- **What you have to do**: Quote the entries word for word. Omit the pictures.
Start
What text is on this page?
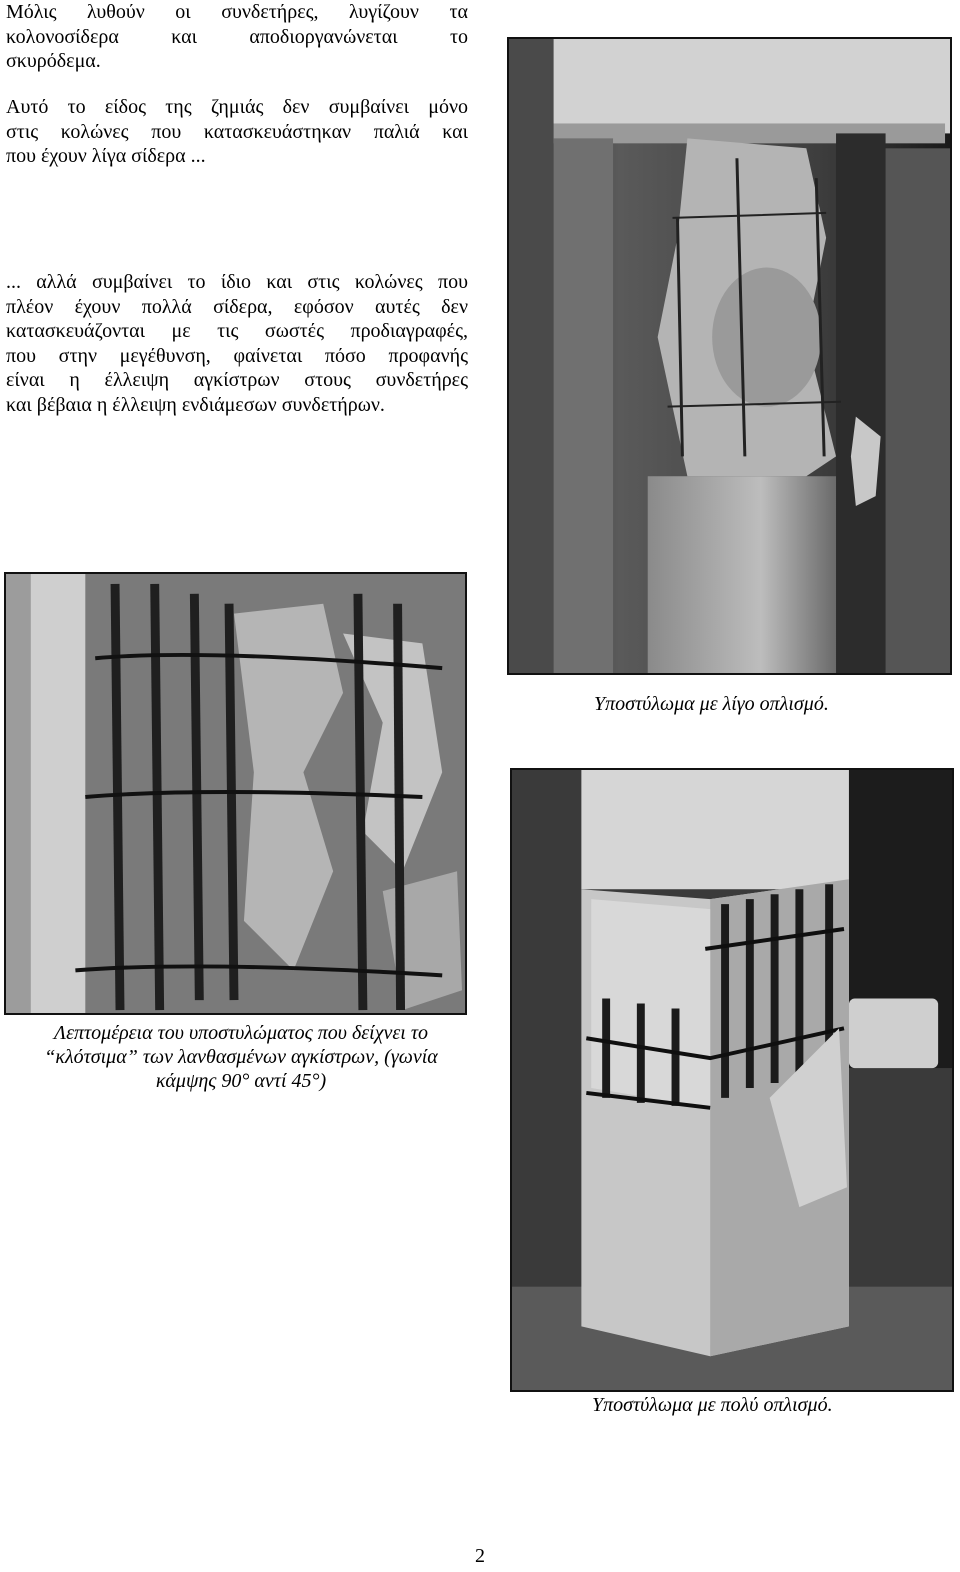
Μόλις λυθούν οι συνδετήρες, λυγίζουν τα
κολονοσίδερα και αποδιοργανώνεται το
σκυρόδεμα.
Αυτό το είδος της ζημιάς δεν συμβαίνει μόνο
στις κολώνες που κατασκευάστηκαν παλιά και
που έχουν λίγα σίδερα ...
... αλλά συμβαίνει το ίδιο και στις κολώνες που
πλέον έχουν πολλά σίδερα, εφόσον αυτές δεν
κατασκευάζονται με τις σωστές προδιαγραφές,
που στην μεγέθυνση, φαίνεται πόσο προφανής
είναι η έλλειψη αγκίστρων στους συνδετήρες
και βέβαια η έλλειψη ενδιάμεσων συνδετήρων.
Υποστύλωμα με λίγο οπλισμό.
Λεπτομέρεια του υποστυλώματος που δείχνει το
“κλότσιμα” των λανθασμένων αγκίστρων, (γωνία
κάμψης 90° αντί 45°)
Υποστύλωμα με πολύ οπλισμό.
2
End
- **Exercise result**:
What text is on this page?
Μόλις λυθούν οι συνδετήρες, λυγίζουν τα
κολονοσίδερα και αποδιοργανώνεται το
σκυρόδεμα.
Αυτό το είδος της ζημιάς δεν συμβαίνει μόνο
στις κολώνες που κατασκευάστηκαν παλιά και
που έχουν λίγα σίδερα ...
... αλλά συμβαίνει το ίδιο και στις κολώνες που
πλέον έχουν πολλά σίδερα, εφόσον αυτές δεν
κατασκευάζονται με τις σωστές προδιαγραφές,
που στην μεγέθυνση, φαίνεται πόσο προφανής
είναι η έλλειψη αγκίστρων στους συνδετήρες
και βέβαια η έλλειψη ενδιάμεσων συνδετήρων.
Υποστύλωμα με λίγο οπλισμό.
Λεπτομέρεια του υποστυλώματος που δείχνει το
“κλότσιμα” των λανθασμένων αγκίστρων, (γωνία
κάμψης 90° αντί 45°)
Υποστύλωμα με πολύ οπλισμό.
2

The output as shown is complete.